#### DIRECTIONS
Among the records that follow, count the lines with the string "text"; report only that count.

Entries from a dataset
%%

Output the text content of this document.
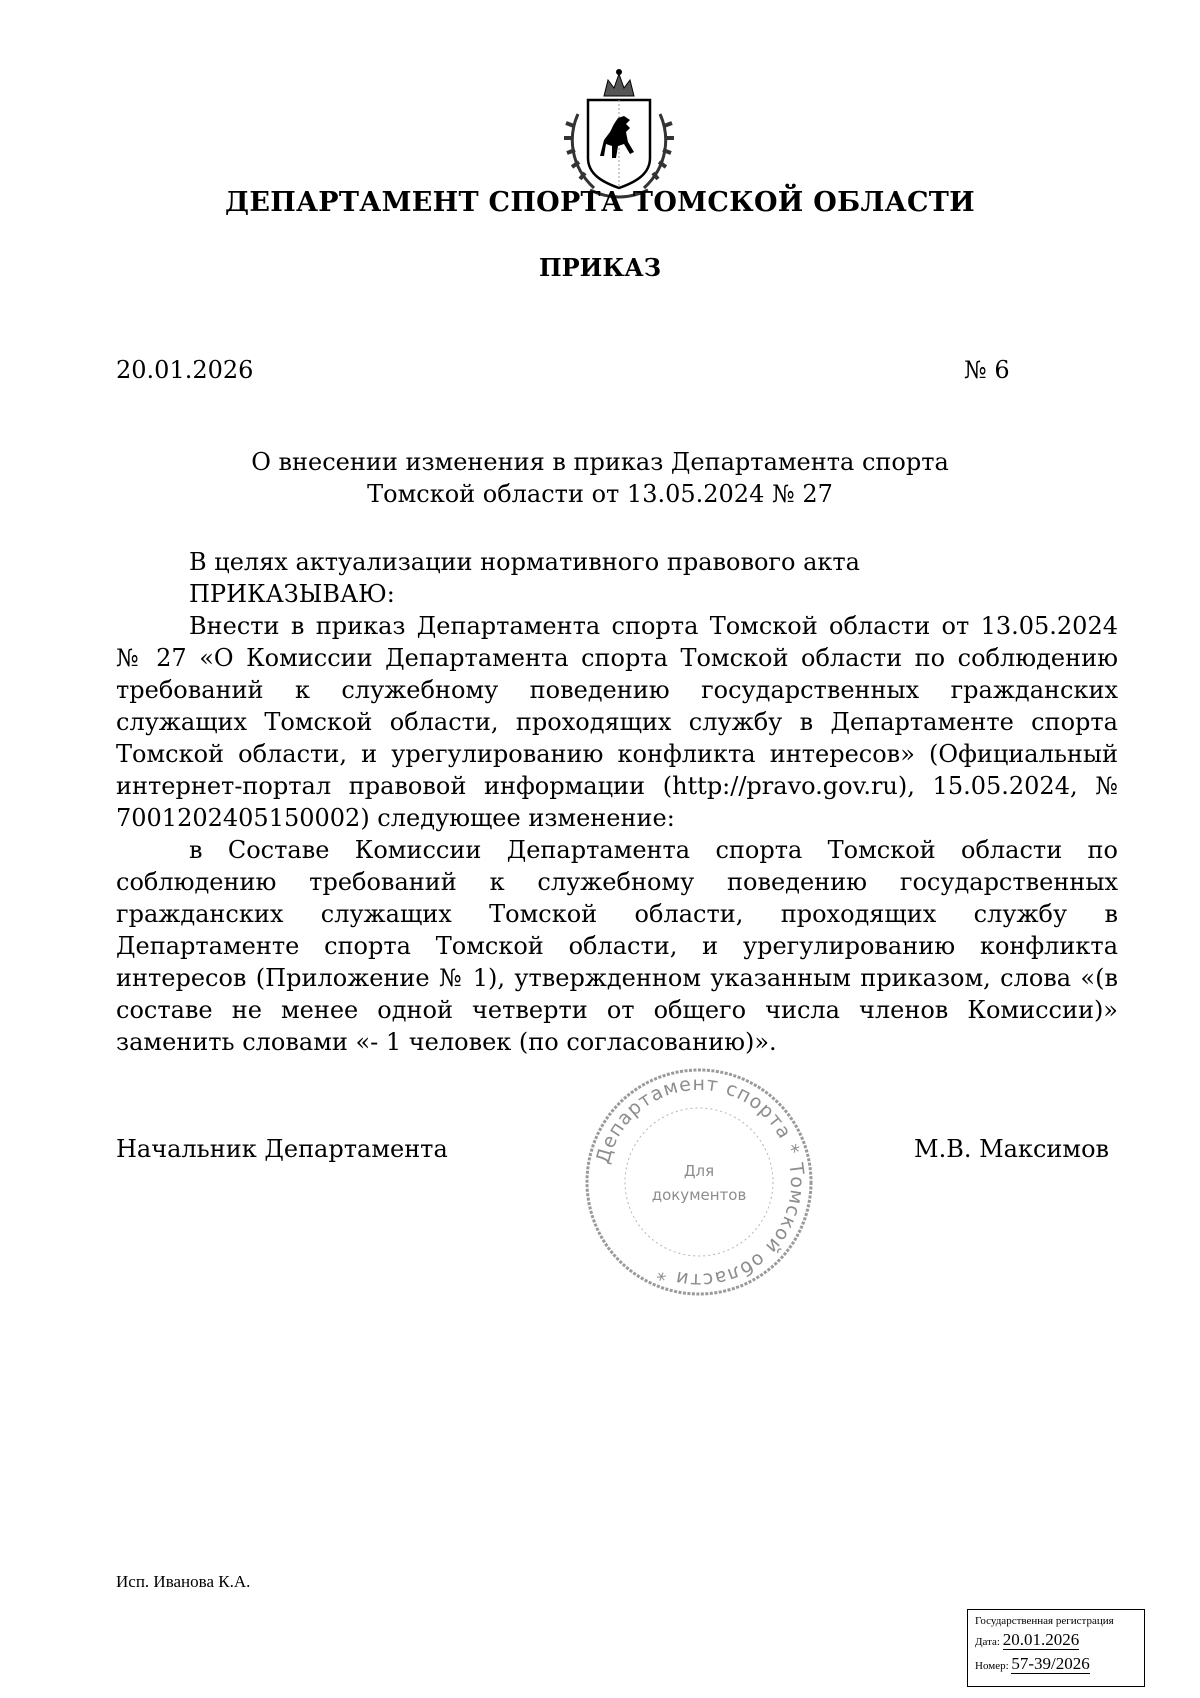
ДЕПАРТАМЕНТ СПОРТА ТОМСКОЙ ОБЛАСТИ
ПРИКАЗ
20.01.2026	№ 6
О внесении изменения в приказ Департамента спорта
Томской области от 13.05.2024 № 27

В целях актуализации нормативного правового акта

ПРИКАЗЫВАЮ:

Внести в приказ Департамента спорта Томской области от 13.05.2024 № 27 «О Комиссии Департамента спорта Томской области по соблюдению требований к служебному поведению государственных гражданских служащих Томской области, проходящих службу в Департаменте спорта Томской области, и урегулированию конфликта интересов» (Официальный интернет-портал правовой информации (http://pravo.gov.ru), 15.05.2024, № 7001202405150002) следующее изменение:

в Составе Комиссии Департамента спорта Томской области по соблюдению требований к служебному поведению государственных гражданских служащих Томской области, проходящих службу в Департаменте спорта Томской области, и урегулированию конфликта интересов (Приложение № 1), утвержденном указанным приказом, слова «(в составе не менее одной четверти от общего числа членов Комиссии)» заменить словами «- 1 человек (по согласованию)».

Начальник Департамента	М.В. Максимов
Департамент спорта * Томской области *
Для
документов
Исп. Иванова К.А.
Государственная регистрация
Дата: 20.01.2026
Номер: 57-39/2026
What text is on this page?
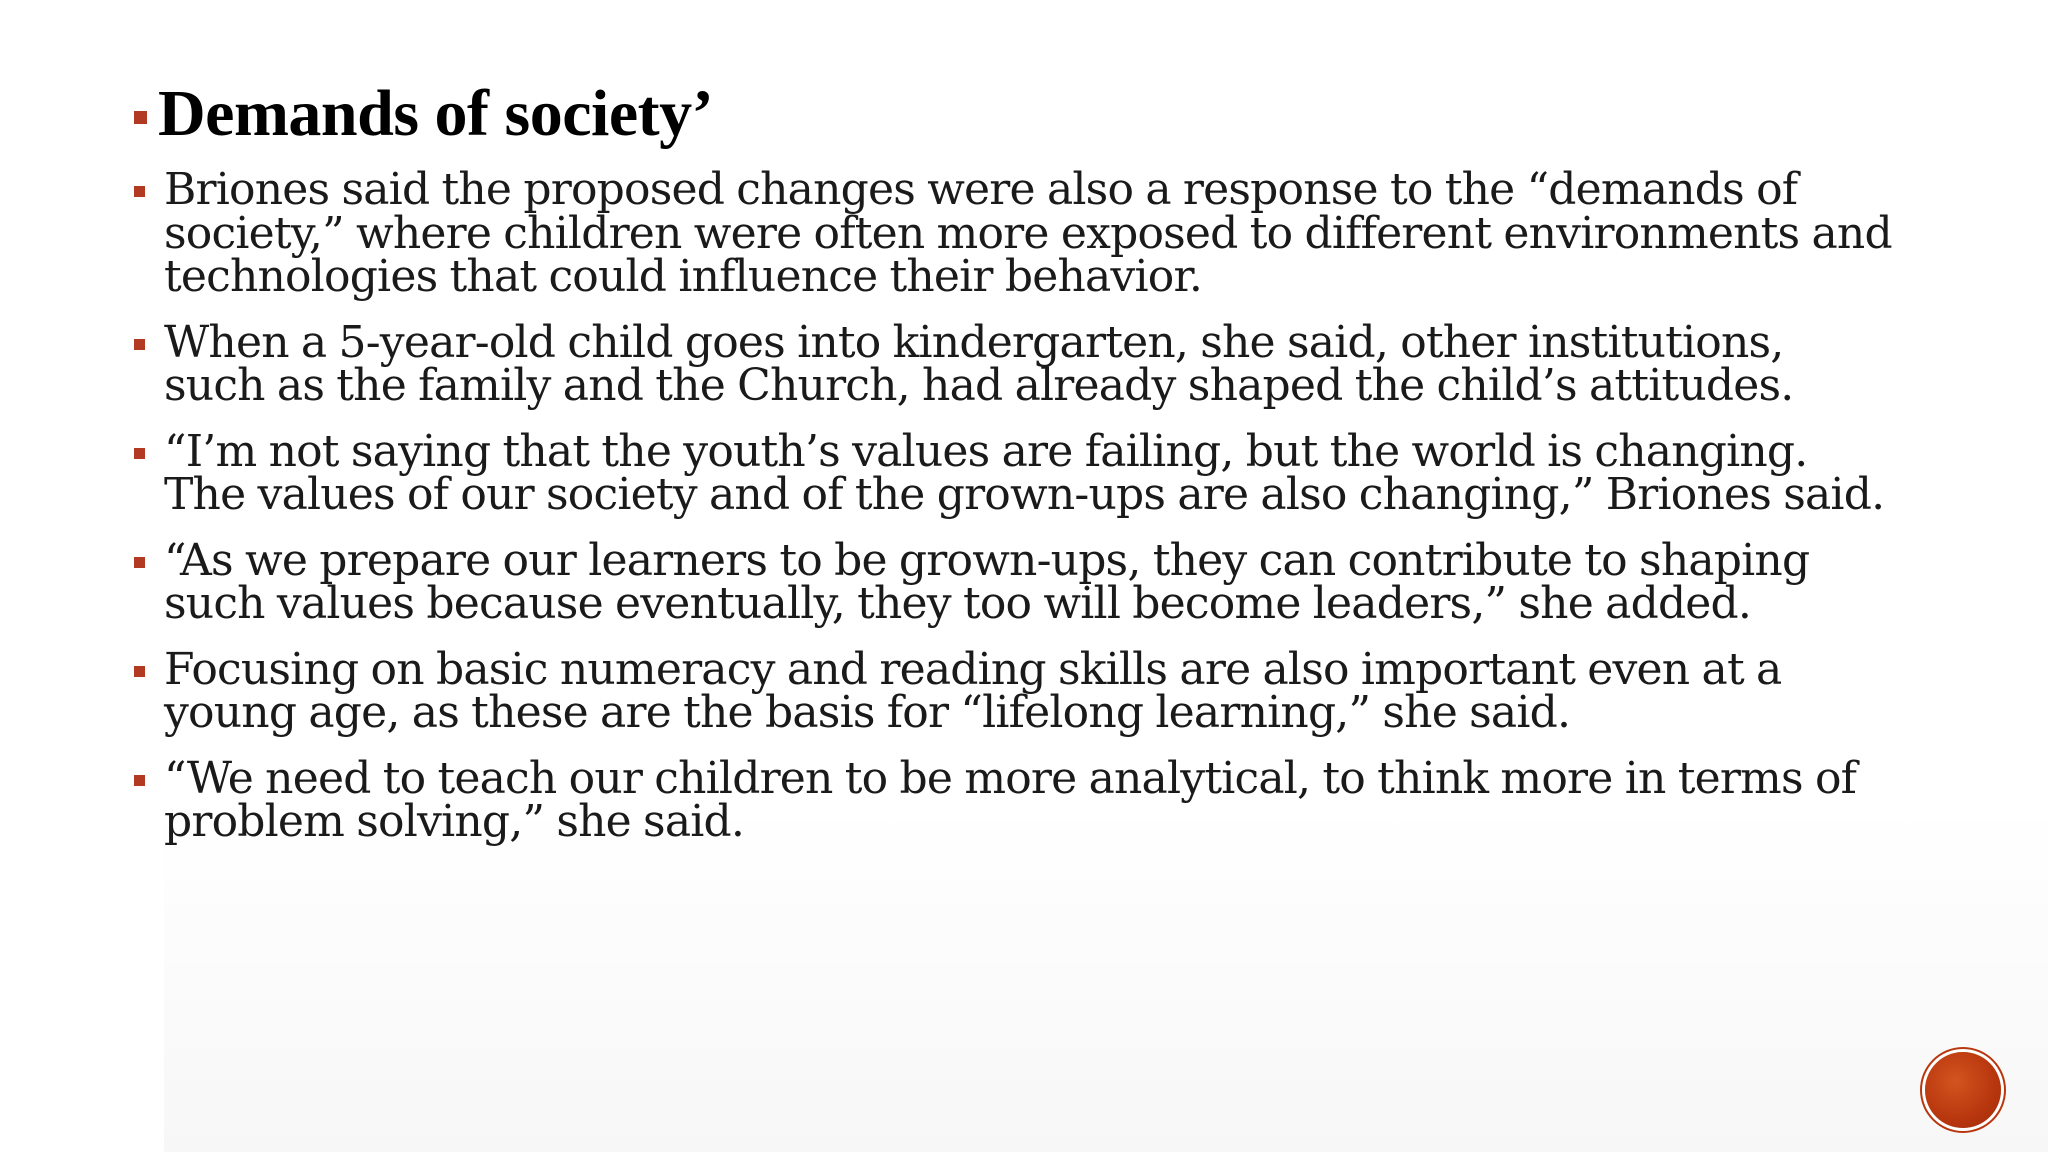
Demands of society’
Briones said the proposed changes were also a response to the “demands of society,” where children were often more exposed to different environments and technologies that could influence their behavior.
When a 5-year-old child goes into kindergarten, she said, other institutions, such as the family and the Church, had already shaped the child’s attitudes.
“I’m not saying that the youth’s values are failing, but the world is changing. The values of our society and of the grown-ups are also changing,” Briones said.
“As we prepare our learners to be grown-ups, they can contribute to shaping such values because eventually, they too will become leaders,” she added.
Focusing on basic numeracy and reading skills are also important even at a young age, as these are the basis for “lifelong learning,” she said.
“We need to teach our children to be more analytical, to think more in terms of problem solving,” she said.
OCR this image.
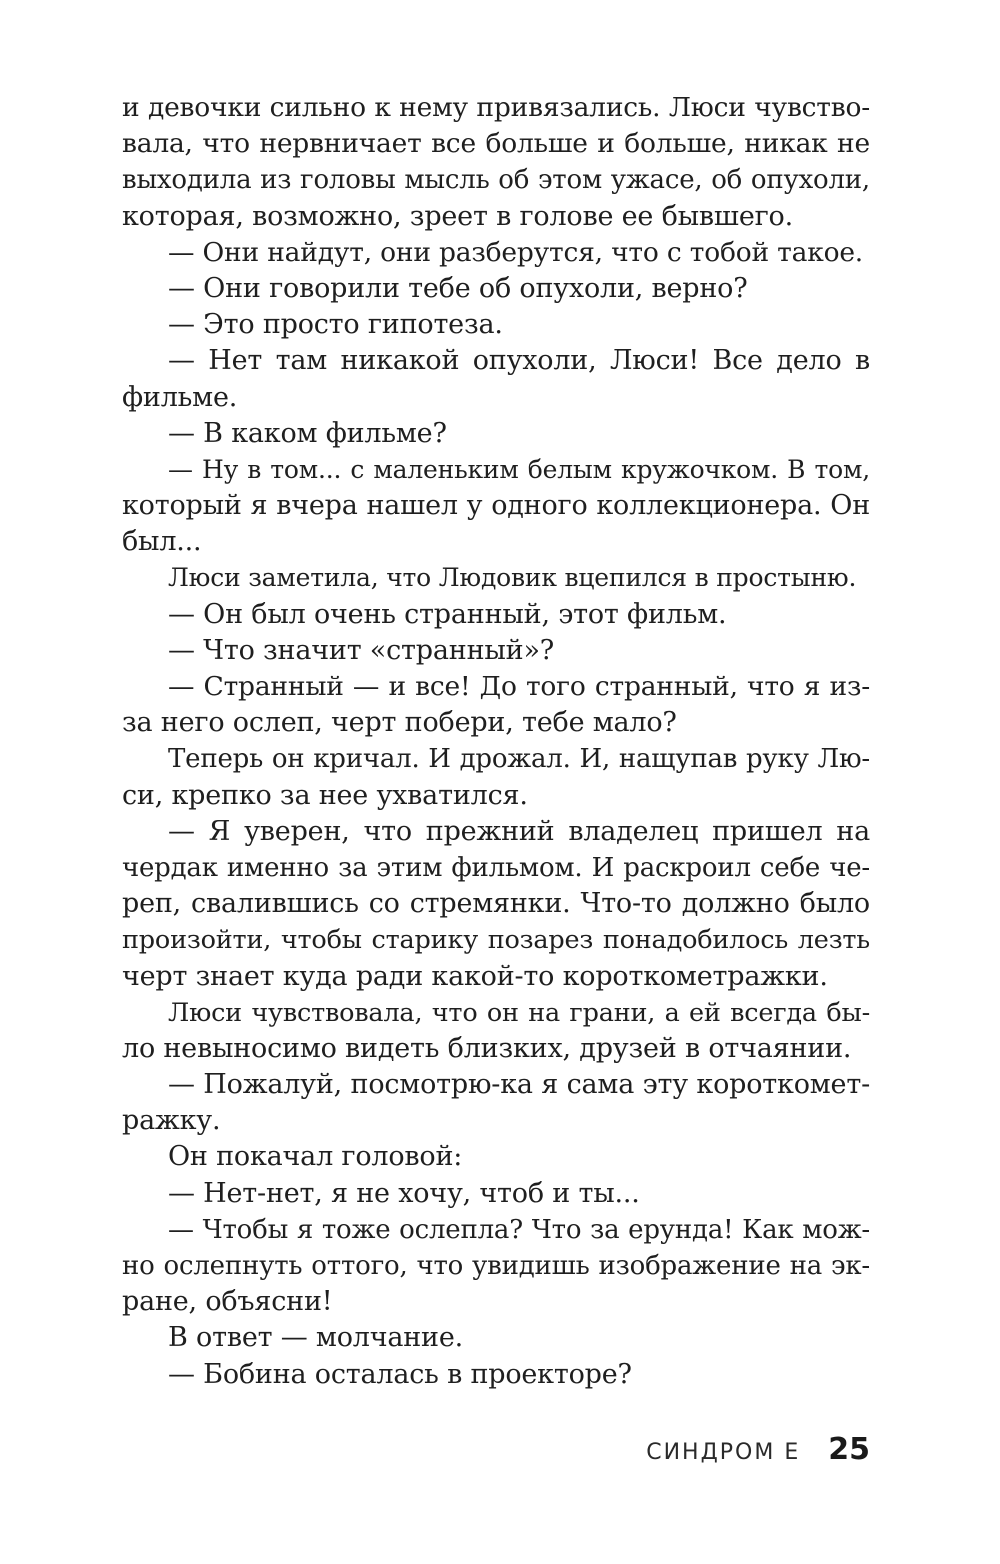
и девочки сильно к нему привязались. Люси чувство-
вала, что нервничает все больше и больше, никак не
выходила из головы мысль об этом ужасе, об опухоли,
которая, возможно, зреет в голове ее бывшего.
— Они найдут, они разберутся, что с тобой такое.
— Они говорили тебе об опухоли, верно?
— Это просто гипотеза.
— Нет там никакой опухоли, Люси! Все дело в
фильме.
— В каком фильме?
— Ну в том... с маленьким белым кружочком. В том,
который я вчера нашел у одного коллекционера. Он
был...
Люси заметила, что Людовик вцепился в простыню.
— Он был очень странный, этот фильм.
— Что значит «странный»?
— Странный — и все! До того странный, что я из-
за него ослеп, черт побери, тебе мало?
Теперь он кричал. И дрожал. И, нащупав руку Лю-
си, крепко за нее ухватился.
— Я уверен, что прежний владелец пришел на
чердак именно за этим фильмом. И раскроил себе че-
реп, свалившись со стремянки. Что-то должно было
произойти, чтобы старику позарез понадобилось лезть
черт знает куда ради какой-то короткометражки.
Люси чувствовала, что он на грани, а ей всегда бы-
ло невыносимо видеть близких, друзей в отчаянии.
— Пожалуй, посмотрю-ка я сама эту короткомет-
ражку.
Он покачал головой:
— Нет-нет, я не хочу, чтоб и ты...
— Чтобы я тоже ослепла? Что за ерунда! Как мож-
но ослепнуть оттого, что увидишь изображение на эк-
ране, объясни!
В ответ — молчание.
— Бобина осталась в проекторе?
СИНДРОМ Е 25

%%

#### EXPECTED ANSWER
2